WORK TO DO: Please write out, word for word, the lines in the records below, starting at the line that contains "column-name: f [375, 4, 379, 18]" and ending at the line that contains "transition [376, 56, 451, 68]". Include both of those lines.

--- Begin SUPPLIED INFORMATION ---

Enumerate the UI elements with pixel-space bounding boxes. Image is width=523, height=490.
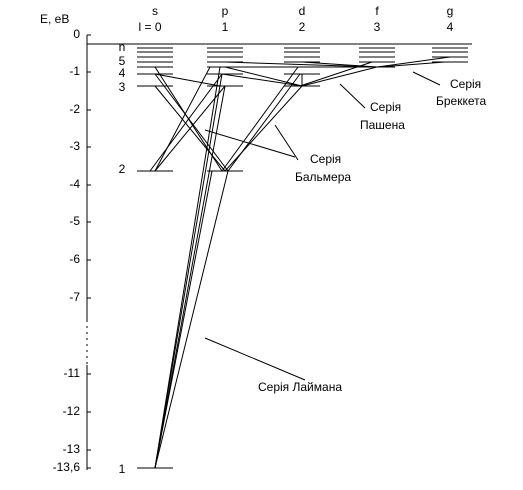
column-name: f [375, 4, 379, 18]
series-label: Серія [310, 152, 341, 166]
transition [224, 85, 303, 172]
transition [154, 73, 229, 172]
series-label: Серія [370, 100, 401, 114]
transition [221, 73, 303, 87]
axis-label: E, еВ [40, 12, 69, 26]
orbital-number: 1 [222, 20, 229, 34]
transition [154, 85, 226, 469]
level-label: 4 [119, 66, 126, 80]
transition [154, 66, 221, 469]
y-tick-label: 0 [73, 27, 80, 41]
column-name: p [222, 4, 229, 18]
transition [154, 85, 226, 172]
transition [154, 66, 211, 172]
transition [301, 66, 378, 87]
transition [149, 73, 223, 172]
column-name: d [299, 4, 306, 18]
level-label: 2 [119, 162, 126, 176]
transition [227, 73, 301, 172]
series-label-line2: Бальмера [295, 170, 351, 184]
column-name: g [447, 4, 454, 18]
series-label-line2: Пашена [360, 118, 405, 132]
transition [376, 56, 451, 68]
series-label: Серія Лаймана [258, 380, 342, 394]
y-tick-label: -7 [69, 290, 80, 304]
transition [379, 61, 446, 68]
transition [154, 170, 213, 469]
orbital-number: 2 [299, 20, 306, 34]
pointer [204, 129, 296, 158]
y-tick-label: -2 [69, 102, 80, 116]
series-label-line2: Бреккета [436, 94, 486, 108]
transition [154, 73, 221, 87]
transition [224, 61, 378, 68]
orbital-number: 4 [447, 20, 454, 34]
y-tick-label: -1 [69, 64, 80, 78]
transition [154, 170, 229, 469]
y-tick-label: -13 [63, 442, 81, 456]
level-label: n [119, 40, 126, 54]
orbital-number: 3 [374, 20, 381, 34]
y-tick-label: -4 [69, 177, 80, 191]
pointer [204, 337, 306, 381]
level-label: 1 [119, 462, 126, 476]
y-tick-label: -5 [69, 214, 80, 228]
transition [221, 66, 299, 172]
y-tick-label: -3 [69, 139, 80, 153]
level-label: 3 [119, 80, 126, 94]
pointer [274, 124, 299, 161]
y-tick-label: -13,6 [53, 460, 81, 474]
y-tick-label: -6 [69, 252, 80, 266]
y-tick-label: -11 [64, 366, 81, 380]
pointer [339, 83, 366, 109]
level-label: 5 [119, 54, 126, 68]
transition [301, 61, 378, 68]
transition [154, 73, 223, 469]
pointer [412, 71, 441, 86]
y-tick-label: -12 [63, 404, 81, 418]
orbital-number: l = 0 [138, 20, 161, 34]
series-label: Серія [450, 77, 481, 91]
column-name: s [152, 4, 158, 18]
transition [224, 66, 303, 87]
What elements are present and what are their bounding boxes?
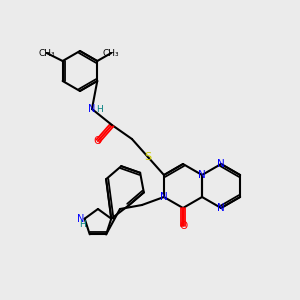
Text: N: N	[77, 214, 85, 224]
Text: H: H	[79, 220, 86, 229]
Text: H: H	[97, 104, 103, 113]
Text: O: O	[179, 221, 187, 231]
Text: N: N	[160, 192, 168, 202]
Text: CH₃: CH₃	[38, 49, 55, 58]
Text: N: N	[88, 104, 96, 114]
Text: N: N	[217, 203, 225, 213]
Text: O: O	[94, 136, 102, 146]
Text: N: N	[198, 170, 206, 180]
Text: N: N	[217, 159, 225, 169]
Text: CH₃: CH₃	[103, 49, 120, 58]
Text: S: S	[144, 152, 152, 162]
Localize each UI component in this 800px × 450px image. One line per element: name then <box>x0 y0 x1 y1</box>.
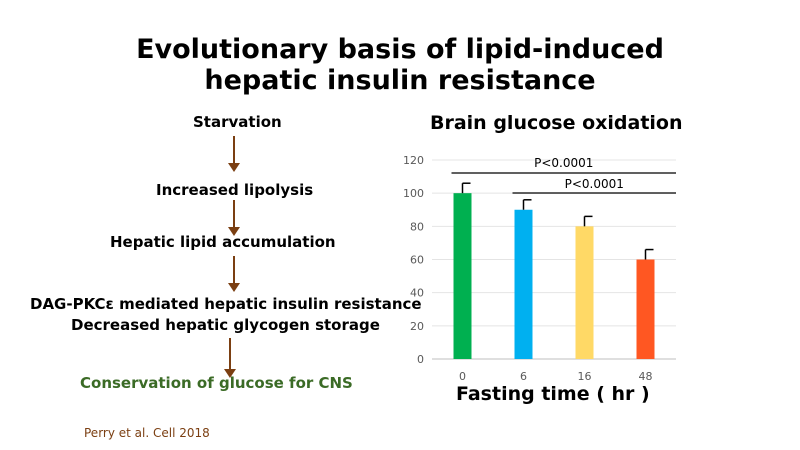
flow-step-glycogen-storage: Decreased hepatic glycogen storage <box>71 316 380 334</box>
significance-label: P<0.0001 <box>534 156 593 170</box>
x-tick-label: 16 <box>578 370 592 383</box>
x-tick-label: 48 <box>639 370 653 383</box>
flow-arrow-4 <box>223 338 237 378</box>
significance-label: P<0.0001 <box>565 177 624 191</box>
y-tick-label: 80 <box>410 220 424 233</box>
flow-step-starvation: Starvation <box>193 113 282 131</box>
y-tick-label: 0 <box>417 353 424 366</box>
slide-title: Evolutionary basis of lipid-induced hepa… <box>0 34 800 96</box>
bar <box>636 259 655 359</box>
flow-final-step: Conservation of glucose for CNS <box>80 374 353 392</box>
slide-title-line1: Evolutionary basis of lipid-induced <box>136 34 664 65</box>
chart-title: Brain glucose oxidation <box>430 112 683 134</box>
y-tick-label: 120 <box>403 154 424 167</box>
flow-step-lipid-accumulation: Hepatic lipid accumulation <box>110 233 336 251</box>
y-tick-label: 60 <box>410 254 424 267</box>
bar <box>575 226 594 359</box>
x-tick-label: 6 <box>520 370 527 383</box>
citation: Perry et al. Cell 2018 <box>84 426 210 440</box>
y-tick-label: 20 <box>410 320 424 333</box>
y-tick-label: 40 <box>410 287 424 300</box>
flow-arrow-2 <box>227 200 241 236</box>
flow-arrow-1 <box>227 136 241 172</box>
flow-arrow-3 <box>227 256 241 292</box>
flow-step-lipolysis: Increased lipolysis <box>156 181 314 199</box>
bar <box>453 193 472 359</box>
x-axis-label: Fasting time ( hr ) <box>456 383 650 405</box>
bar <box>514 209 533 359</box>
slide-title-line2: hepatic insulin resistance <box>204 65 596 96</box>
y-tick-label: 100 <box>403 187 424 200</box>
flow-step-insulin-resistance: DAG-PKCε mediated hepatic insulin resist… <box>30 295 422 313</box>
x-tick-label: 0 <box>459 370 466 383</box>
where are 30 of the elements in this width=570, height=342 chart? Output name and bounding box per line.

--- End SUPPLIED INFORMATION ---
--- Begin SUPPLIED INFORMATION ---

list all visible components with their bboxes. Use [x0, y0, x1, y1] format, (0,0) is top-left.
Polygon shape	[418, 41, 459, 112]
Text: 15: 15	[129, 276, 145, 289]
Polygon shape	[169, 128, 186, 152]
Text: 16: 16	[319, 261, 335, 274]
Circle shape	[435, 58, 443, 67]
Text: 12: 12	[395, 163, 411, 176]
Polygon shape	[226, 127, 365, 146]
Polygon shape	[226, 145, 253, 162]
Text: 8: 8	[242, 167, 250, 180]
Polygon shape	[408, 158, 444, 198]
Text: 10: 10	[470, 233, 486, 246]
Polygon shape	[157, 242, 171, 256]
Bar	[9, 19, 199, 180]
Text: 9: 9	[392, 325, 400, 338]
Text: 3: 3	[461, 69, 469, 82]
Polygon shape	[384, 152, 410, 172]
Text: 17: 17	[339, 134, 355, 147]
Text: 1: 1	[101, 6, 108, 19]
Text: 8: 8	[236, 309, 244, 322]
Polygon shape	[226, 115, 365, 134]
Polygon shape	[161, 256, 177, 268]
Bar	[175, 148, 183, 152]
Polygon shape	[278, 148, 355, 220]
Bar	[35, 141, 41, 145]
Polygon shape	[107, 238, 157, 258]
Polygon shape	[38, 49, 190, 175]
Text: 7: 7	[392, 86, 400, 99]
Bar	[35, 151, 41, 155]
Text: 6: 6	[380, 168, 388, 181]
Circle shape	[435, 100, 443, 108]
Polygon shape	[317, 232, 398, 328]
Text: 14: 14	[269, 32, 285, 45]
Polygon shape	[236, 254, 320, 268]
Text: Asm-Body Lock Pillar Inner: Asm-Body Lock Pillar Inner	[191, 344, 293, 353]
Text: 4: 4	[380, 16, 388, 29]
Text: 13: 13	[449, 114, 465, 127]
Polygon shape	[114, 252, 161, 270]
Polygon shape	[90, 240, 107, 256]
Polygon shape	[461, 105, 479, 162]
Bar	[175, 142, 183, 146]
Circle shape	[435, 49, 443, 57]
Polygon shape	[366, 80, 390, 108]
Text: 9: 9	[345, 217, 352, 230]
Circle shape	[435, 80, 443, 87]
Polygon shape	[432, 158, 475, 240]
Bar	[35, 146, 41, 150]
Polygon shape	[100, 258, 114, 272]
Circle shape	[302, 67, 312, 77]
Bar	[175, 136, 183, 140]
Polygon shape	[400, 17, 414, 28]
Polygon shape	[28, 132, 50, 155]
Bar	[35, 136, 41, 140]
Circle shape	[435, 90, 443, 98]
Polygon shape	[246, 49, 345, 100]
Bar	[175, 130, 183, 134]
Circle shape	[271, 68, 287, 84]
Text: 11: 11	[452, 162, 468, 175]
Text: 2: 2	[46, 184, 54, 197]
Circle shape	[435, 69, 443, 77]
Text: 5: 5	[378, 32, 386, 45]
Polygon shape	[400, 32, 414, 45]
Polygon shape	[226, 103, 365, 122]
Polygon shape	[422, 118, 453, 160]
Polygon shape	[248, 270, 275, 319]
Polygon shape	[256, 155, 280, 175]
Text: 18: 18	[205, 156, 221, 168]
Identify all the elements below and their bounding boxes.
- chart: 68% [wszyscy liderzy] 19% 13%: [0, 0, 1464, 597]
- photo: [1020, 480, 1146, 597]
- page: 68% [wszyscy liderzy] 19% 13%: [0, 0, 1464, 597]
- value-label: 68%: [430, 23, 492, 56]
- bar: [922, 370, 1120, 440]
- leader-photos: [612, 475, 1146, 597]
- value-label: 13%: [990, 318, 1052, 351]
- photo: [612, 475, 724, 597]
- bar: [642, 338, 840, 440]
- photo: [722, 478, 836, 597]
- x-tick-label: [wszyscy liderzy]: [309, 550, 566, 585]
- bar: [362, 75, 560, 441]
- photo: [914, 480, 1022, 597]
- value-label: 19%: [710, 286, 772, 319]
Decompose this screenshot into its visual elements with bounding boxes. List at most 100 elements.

--- End SUPPLIED INFORMATION ---

TASK OUTPUT:
column-name: f [375, 4, 379, 18]
series-label: Серія [310, 152, 341, 166]
transition [224, 85, 303, 172]
transition [154, 73, 229, 172]
series-label: Серія [370, 100, 401, 114]
transition [221, 73, 303, 87]
axis-label: E, еВ [40, 12, 69, 26]
orbital-number: 1 [222, 20, 229, 34]
transition [154, 85, 226, 469]
level-label: 4 [119, 66, 126, 80]
transition [154, 66, 221, 469]
y-tick-label: 0 [73, 27, 80, 41]
column-name: p [222, 4, 229, 18]
transition [154, 85, 226, 172]
transition [154, 66, 211, 172]
transition [301, 66, 378, 87]
transition [149, 73, 223, 172]
column-name: d [299, 4, 306, 18]
level-label: 2 [119, 162, 126, 176]
transition [227, 73, 301, 172]
series-label-line2: Бальмера [295, 170, 351, 184]
column-name: g [447, 4, 454, 18]
series-label-line2: Пашена [360, 118, 405, 132]
transition [376, 56, 451, 68]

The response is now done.